• _Set problem_: Set down the material below word for word, excluding the pictures.

• _Record list_:
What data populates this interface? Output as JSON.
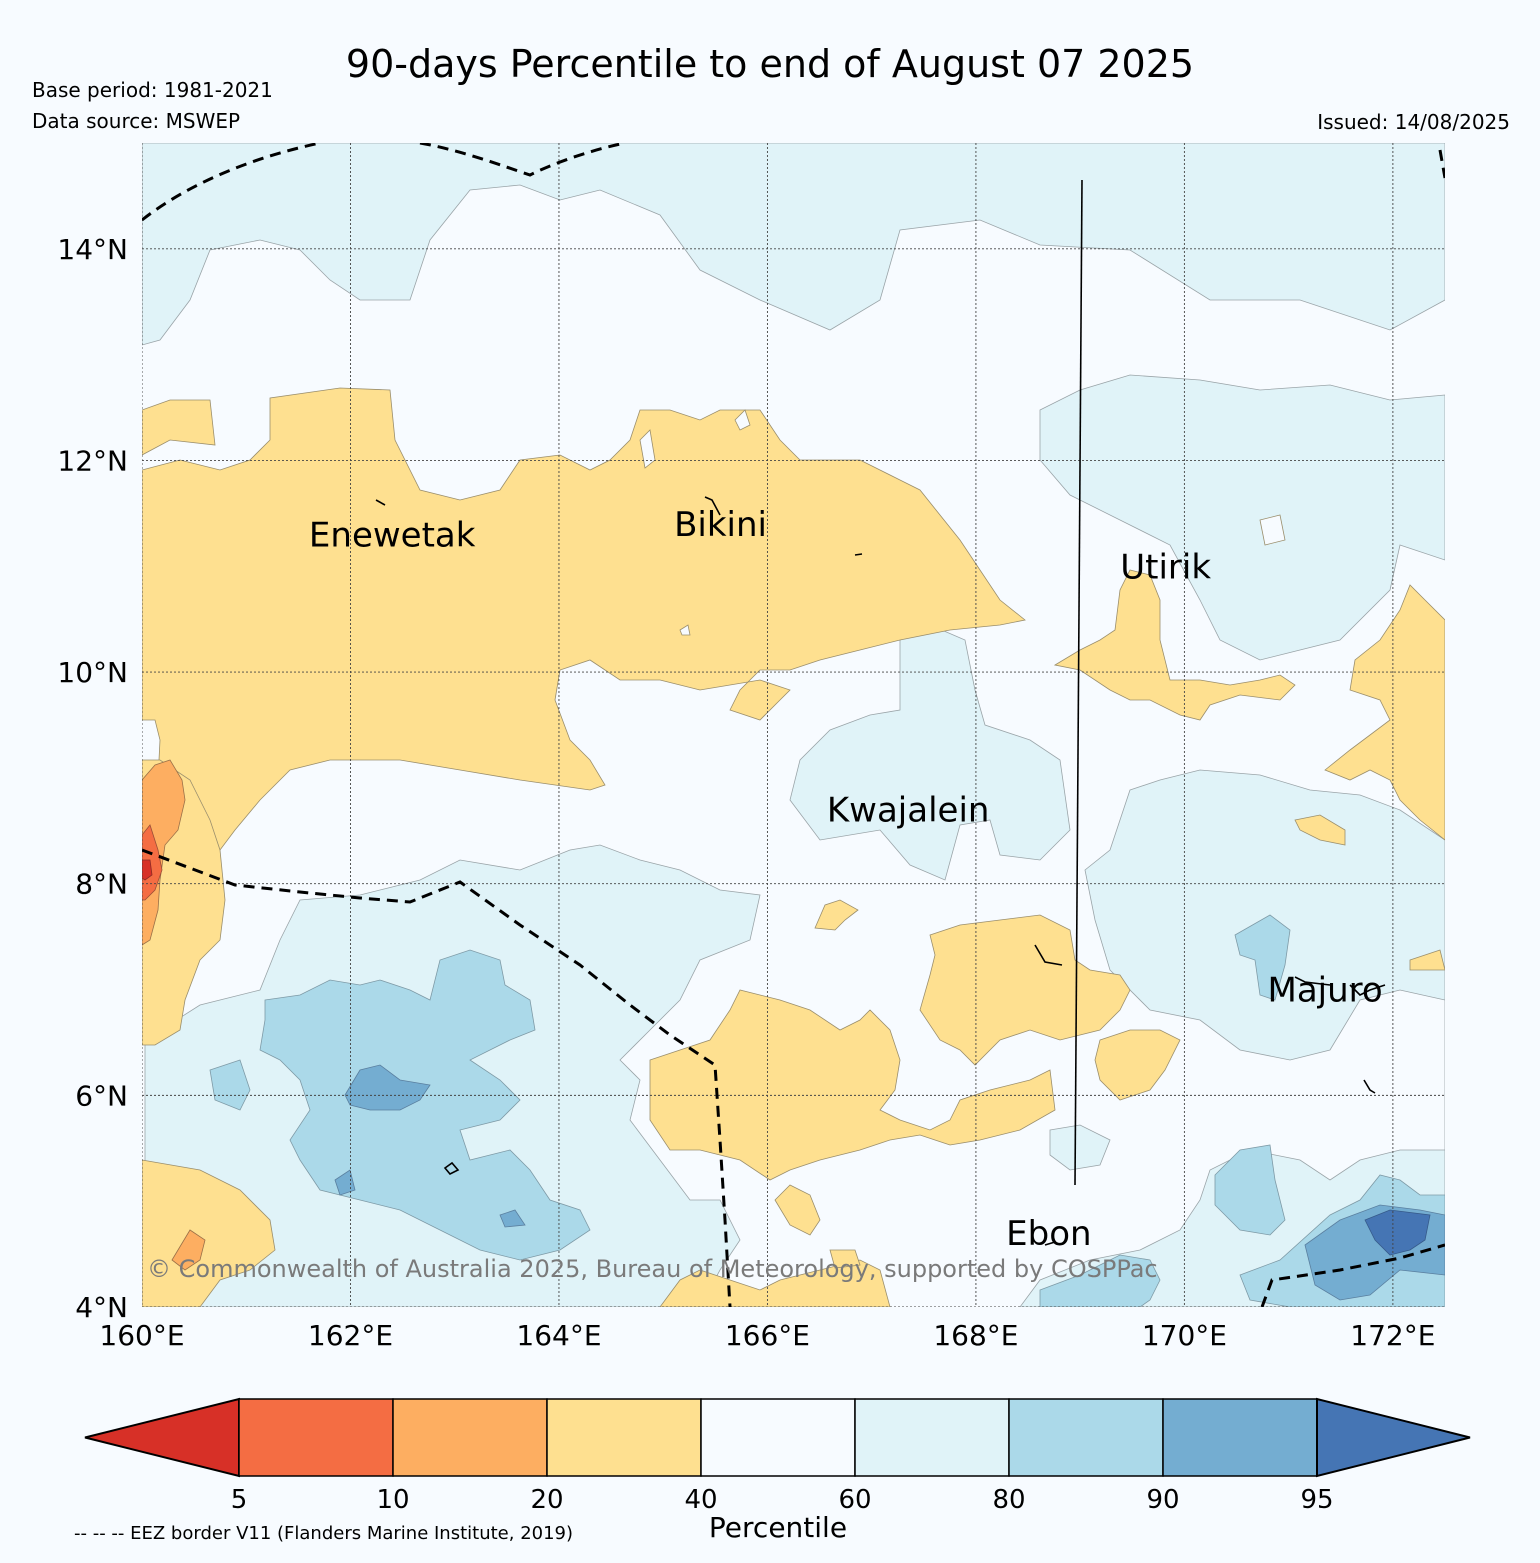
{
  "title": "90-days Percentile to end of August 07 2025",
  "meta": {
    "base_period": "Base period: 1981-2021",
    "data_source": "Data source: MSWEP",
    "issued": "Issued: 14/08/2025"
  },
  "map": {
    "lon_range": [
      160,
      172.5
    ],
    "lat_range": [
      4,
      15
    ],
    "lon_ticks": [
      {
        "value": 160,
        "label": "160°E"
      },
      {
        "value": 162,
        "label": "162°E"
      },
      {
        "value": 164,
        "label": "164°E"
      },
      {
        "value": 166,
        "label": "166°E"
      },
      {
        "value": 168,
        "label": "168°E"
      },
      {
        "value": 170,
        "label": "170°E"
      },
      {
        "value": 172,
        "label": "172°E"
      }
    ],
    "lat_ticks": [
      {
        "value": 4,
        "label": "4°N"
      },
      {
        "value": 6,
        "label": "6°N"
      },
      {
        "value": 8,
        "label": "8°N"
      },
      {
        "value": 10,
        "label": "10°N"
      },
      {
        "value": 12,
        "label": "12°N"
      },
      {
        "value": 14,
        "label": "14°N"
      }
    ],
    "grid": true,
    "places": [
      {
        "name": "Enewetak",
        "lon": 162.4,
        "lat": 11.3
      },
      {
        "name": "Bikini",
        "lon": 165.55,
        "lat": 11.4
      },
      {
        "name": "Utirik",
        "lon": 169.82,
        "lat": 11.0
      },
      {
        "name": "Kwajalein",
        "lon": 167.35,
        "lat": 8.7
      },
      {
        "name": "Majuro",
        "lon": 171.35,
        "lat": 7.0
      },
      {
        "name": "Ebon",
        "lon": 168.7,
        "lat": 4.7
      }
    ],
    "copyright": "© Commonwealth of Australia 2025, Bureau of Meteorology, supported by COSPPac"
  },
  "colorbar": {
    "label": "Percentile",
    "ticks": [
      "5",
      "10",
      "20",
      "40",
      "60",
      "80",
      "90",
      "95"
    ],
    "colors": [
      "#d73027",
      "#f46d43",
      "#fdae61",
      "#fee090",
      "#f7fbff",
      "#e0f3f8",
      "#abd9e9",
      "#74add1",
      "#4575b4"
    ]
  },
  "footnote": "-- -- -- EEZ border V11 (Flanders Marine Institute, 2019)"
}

• _Reply_:
What data populates this interface? Output as JSON.
{
  "title": "90-days Percentile to end of August 07 2025",
  "meta": {
    "base_period": "Base period: 1981-2021",
    "data_source": "Data source: MSWEP",
    "issued": "Issued: 14/08/2025"
  },
  "map": {
    "lon_range": [
      160,
      172.5
    ],
    "lat_range": [
      4,
      15
    ],
    "lon_ticks": [
      {
        "value": 160,
        "label": "160°E"
      },
      {
        "value": 162,
        "label": "162°E"
      },
      {
        "value": 164,
        "label": "164°E"
      },
      {
        "value": 166,
        "label": "166°E"
      },
      {
        "value": 168,
        "label": "168°E"
      },
      {
        "value": 170,
        "label": "170°E"
      },
      {
        "value": 172,
        "label": "172°E"
      }
    ],
    "lat_ticks": [
      {
        "value": 4,
        "label": "4°N"
      },
      {
        "value": 6,
        "label": "6°N"
      },
      {
        "value": 8,
        "label": "8°N"
      },
      {
        "value": 10,
        "label": "10°N"
      },
      {
        "value": 12,
        "label": "12°N"
      },
      {
        "value": 14,
        "label": "14°N"
      }
    ],
    "grid": true,
    "places": [
      {
        "name": "Enewetak",
        "lon": 162.4,
        "lat": 11.3
      },
      {
        "name": "Bikini",
        "lon": 165.55,
        "lat": 11.4
      },
      {
        "name": "Utirik",
        "lon": 169.82,
        "lat": 11.0
      },
      {
        "name": "Kwajalein",
        "lon": 167.35,
        "lat": 8.7
      },
      {
        "name": "Majuro",
        "lon": 171.35,
        "lat": 7.0
      },
      {
        "name": "Ebon",
        "lon": 168.7,
        "lat": 4.7
      }
    ],
    "copyright": "© Commonwealth of Australia 2025, Bureau of Meteorology, supported by COSPPac"
  },
  "colorbar": {
    "label": "Percentile",
    "ticks": [
      "5",
      "10",
      "20",
      "40",
      "60",
      "80",
      "90",
      "95"
    ],
    "colors": [
      "#d73027",
      "#f46d43",
      "#fdae61",
      "#fee090",
      "#f7fbff",
      "#e0f3f8",
      "#abd9e9",
      "#74add1",
      "#4575b4"
    ]
  },
  "footnote": "-- -- -- EEZ border V11 (Flanders Marine Institute, 2019)"
}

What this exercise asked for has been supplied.